Problem description | Work through the listing below and count the lines that hold "Учебник". Answer with the number alone.

>> BEGIN Dataset records

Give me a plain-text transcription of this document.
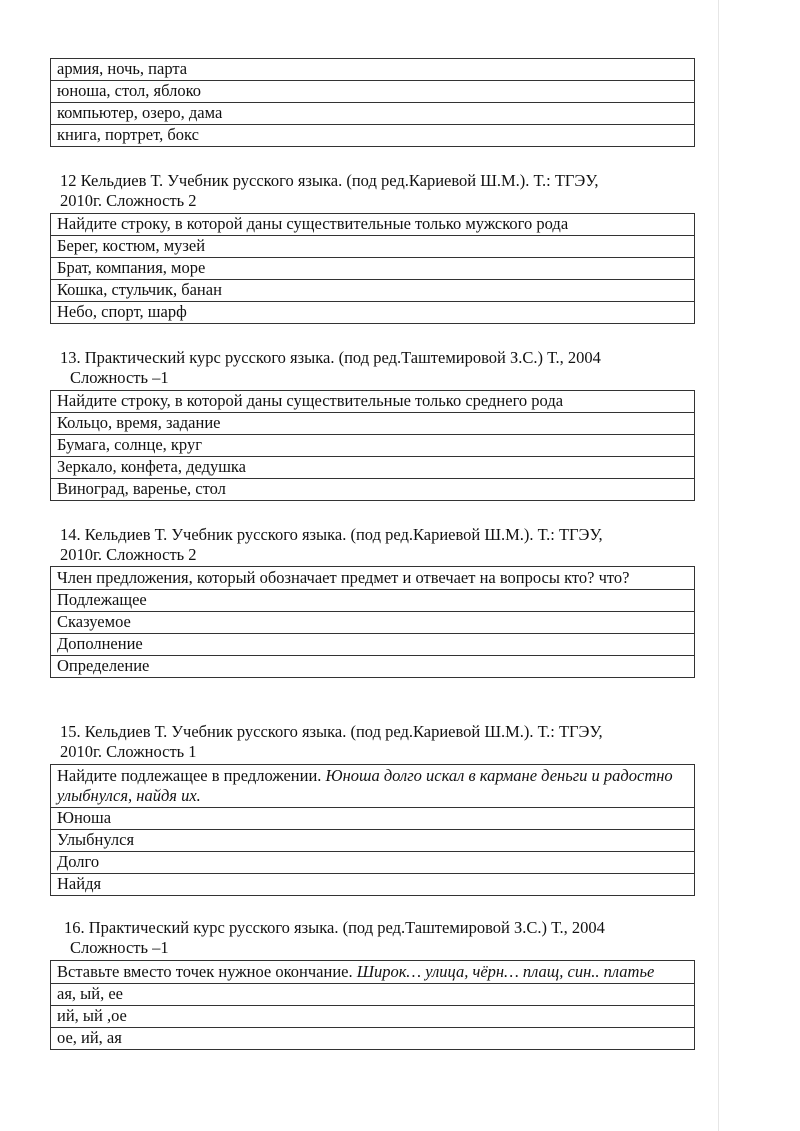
армия, ночь, парта
юноша, стол, яблоко
компьютер, озеро, дама
книга, портрет, бокс
12 Кельдиев Т. Учебник русского языка. (под ред.Кариевой Ш.М.). Т.: ТГЭУ,
2010г. Сложность 2
Найдите строку, в которой даны существительные только мужского рода
Берег, костюм, музей
Брат, компания, море
Кошка, стульчик, банан
Небо, спорт, шарф
13. Практический курс русского языка. (под ред.Таштемировой З.С.) Т., 2004
Сложность –1
Найдите строку, в которой даны существительные только среднего рода
Кольцо, время, задание
Бумага, солнце, круг
Зеркало, конфета, дедушка
Виноград, варенье, стол
14. Кельдиев Т. Учебник русского языка. (под ред.Кариевой Ш.М.). Т.: ТГЭУ,
2010г. Сложность 2
Член предложения, который обозначает предмет и отвечает на вопросы кто? что?
Подлежащее
Сказуемое
Дополнение
Определение
15. Кельдиев Т. Учебник русского языка. (под ред.Кариевой Ш.М.). Т.: ТГЭУ,
2010г. Сложность 1
Найдите подлежащее в предложении. Юноша долго искал в кармане деньги и радостно улыбнулся, найдя их.
Юноша
Улыбнулся
Долго
Найдя
16. Практический курс русского языка. (под ред.Таштемировой З.С.) Т., 2004
Сложность –1
Вставьте вместо точек нужное окончание. Широк… улица, чёрн… плащ, син.. платье
ая, ый, ее
ий, ый ,ое
ое, ий, ая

>> END Dataset records

Task solution | 3